Go through the records line by line and work out how many lines hold the word "Christenthume". Answer with the number only.
-- start Records to process --
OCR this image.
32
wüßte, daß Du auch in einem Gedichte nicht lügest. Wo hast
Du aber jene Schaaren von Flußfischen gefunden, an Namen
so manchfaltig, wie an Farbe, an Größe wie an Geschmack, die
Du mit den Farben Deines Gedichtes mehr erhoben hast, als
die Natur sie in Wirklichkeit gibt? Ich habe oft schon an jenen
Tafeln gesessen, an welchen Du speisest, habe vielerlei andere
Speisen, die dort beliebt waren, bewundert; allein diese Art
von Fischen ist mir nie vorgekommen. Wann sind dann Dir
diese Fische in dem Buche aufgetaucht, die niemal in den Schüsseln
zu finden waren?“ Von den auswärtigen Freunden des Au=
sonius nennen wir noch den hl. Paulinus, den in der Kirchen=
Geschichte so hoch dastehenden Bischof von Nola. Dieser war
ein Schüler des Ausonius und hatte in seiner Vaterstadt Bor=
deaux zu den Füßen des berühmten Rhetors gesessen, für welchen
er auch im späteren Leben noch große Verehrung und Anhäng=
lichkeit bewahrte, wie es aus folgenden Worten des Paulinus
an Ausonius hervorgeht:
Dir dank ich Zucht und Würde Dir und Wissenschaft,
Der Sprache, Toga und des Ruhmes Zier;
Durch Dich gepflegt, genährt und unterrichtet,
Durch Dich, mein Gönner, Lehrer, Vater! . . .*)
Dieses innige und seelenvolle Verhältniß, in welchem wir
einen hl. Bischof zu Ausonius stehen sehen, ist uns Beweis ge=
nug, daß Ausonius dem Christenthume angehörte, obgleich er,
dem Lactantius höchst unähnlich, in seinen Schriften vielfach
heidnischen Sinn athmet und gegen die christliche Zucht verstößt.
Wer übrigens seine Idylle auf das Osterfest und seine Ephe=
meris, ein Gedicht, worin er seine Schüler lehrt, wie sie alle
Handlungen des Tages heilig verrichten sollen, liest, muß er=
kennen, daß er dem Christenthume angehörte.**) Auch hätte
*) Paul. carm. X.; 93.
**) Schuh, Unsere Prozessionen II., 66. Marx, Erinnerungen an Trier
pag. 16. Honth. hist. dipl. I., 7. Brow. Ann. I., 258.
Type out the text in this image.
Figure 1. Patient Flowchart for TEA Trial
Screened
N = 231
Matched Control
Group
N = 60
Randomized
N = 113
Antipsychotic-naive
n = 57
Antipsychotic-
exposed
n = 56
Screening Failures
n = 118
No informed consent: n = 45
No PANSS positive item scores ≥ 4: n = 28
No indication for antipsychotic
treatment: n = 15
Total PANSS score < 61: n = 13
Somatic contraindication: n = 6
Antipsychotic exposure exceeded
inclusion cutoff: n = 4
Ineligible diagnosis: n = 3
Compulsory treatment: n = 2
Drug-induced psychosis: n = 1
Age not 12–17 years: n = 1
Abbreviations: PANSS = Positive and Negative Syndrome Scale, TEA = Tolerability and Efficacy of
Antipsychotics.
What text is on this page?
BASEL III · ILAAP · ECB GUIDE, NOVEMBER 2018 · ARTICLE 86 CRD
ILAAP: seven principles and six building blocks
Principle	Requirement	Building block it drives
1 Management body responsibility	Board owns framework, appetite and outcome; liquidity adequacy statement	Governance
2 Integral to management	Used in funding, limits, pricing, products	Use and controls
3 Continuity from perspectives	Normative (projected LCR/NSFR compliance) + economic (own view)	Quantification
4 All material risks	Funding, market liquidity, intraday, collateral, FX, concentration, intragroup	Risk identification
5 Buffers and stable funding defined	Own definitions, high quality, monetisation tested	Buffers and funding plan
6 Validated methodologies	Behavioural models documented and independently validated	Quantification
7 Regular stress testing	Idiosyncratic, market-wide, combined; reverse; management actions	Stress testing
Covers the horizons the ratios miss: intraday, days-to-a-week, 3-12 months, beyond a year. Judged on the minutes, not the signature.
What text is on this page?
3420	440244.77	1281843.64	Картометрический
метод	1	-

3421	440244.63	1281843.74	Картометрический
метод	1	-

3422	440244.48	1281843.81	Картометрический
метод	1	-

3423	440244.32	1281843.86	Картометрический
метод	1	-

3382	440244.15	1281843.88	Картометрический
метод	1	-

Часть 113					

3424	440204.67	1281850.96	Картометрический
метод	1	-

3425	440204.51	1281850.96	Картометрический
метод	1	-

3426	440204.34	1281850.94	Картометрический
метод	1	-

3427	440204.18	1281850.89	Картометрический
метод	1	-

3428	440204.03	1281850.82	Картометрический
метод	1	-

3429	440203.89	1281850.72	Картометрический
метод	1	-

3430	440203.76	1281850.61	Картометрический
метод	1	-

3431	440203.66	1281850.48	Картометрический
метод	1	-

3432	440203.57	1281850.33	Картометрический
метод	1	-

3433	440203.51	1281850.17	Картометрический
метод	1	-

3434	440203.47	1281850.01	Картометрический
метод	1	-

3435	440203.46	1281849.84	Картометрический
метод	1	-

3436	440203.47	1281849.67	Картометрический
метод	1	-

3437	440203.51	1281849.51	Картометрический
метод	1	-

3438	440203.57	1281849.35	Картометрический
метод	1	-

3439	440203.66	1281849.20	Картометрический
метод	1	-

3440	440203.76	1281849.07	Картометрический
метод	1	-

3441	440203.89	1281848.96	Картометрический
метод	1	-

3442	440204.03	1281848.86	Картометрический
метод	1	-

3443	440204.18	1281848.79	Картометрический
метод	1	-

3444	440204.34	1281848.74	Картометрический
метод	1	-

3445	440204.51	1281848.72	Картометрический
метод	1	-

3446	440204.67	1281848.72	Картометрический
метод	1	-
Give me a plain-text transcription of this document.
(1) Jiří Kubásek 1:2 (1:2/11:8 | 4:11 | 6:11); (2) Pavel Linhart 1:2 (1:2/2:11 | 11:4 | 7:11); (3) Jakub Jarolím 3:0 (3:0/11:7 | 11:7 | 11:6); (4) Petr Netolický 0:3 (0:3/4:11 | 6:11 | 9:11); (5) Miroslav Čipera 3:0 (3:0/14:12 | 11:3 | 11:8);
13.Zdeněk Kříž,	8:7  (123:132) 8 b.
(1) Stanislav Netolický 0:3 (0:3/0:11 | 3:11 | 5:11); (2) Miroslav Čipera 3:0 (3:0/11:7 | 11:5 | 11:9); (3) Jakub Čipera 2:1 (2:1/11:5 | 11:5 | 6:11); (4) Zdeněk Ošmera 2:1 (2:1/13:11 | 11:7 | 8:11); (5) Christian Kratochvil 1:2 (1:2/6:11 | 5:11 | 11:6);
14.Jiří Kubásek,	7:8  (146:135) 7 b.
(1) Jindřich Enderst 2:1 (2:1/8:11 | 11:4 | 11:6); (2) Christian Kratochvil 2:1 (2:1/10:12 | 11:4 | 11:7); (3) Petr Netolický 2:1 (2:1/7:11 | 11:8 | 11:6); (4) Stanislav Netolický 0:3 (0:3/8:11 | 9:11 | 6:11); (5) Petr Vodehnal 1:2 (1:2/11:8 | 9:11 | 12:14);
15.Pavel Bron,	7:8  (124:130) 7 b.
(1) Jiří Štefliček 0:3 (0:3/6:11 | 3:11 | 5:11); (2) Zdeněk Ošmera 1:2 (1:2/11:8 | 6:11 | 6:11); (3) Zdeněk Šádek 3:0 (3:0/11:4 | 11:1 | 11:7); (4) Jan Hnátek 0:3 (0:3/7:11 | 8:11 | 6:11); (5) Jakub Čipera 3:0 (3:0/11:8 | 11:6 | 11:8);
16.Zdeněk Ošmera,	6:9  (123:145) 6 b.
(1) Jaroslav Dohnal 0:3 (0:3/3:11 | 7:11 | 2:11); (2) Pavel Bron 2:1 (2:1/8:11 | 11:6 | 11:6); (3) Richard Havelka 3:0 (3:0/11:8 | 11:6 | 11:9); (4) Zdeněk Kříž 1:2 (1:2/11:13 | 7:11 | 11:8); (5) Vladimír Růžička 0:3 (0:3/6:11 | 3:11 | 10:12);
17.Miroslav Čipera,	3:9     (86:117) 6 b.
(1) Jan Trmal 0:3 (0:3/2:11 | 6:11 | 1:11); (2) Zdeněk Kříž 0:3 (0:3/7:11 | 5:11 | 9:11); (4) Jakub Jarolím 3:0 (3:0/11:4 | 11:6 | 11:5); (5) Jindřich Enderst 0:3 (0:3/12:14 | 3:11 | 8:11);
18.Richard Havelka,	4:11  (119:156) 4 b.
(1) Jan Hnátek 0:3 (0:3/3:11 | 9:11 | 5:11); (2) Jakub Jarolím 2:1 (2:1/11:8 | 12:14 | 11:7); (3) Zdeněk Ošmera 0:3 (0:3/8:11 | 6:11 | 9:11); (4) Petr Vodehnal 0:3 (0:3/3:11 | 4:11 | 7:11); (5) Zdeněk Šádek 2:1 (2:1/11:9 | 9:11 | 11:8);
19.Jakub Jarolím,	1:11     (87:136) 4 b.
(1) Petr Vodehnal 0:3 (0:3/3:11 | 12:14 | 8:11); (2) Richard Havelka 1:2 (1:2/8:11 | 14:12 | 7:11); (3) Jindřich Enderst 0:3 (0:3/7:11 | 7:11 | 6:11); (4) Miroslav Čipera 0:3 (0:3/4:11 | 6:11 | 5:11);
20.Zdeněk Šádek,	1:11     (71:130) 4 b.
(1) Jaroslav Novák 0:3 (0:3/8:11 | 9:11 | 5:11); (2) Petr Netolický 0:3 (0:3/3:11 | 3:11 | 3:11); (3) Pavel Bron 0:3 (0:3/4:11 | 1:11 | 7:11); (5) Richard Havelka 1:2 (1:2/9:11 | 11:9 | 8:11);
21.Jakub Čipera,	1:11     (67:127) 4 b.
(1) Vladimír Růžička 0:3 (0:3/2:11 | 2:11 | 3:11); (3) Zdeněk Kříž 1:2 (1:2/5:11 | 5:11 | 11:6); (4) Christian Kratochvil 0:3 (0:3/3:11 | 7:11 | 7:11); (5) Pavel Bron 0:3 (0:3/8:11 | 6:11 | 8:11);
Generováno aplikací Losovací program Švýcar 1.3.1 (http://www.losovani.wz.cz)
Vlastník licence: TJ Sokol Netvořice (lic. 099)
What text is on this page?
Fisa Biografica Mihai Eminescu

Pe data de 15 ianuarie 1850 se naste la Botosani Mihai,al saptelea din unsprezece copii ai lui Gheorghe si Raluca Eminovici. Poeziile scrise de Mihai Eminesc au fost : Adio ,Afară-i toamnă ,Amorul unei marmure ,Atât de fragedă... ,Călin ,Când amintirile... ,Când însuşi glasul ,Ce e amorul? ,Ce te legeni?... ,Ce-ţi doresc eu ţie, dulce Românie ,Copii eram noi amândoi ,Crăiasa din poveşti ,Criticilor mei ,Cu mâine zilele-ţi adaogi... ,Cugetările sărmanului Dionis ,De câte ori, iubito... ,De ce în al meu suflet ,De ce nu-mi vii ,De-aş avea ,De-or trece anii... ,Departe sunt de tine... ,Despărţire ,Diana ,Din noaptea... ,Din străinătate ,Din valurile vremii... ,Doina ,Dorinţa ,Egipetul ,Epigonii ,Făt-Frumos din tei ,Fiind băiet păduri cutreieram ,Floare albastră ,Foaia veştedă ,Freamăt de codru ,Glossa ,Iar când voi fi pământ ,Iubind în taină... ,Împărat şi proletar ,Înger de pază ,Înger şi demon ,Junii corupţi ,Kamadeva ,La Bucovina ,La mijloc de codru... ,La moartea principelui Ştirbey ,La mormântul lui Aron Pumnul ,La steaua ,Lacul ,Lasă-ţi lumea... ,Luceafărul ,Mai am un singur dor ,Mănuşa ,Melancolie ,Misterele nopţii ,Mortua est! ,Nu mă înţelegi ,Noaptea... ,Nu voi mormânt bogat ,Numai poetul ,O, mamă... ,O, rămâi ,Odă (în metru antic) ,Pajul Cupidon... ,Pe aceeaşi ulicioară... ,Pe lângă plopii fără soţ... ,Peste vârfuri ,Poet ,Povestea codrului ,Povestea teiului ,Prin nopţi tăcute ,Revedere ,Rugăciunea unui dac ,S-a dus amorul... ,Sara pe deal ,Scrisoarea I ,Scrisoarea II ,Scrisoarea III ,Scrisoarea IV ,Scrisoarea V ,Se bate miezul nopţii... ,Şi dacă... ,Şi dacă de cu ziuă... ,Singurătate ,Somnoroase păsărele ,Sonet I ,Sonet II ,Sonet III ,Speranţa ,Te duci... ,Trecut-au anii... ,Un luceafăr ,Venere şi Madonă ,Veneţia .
-- end Records to process --
Finished exercise:
2